◆ Data listing ◆
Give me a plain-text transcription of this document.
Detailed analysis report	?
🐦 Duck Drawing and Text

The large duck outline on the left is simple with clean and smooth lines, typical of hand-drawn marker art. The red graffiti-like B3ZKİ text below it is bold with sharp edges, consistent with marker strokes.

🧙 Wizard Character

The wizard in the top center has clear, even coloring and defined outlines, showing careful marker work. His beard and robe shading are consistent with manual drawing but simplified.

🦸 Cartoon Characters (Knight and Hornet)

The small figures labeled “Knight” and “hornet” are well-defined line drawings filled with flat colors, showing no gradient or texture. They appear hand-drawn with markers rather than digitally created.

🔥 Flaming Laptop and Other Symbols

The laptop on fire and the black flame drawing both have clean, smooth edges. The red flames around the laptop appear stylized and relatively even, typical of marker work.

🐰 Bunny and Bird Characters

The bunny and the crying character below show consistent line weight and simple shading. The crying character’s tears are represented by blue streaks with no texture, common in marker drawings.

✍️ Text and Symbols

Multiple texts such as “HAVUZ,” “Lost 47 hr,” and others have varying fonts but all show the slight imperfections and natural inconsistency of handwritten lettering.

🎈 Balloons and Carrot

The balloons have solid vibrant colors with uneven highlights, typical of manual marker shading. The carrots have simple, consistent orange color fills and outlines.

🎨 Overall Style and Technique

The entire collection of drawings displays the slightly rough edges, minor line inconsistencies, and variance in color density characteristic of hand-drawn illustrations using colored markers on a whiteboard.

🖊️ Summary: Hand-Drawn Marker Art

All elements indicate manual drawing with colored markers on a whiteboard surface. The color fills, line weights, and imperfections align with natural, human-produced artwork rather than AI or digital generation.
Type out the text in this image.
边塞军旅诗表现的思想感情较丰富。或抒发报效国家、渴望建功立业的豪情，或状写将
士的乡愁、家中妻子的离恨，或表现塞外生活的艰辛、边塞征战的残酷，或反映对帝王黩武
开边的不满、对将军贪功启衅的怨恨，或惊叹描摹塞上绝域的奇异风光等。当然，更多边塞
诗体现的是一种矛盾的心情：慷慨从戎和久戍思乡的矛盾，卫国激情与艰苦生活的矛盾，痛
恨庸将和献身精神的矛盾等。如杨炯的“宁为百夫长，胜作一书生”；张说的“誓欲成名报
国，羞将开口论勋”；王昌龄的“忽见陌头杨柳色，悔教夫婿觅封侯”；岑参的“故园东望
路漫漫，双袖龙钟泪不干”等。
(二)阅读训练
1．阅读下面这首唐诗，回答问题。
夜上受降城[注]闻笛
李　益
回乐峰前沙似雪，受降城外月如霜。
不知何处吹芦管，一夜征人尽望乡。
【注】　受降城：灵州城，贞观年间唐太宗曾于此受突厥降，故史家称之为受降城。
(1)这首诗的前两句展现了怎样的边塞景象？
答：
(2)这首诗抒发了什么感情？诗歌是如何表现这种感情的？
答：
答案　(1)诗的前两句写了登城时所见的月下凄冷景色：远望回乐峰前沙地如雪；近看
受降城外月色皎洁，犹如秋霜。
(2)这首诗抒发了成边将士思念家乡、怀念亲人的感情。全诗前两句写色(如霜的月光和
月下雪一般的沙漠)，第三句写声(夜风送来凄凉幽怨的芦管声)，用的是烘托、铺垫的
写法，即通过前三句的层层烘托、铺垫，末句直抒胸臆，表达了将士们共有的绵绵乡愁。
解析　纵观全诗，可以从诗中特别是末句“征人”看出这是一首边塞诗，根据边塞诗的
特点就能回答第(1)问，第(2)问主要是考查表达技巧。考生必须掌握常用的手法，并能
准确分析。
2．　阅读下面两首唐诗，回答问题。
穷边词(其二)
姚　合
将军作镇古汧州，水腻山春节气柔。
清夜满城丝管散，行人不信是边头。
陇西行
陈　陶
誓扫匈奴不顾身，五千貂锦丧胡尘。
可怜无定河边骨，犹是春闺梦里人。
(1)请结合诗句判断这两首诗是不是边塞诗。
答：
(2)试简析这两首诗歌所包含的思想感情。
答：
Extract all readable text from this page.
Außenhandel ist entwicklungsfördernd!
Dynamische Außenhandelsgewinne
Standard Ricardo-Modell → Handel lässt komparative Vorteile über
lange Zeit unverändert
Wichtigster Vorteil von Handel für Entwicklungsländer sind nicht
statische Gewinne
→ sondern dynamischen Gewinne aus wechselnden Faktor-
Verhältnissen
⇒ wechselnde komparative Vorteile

◆ Description of the task ◆
Look through the records and count each line that holds "markers". Write only the total.

◆ Answer to the task ◆
3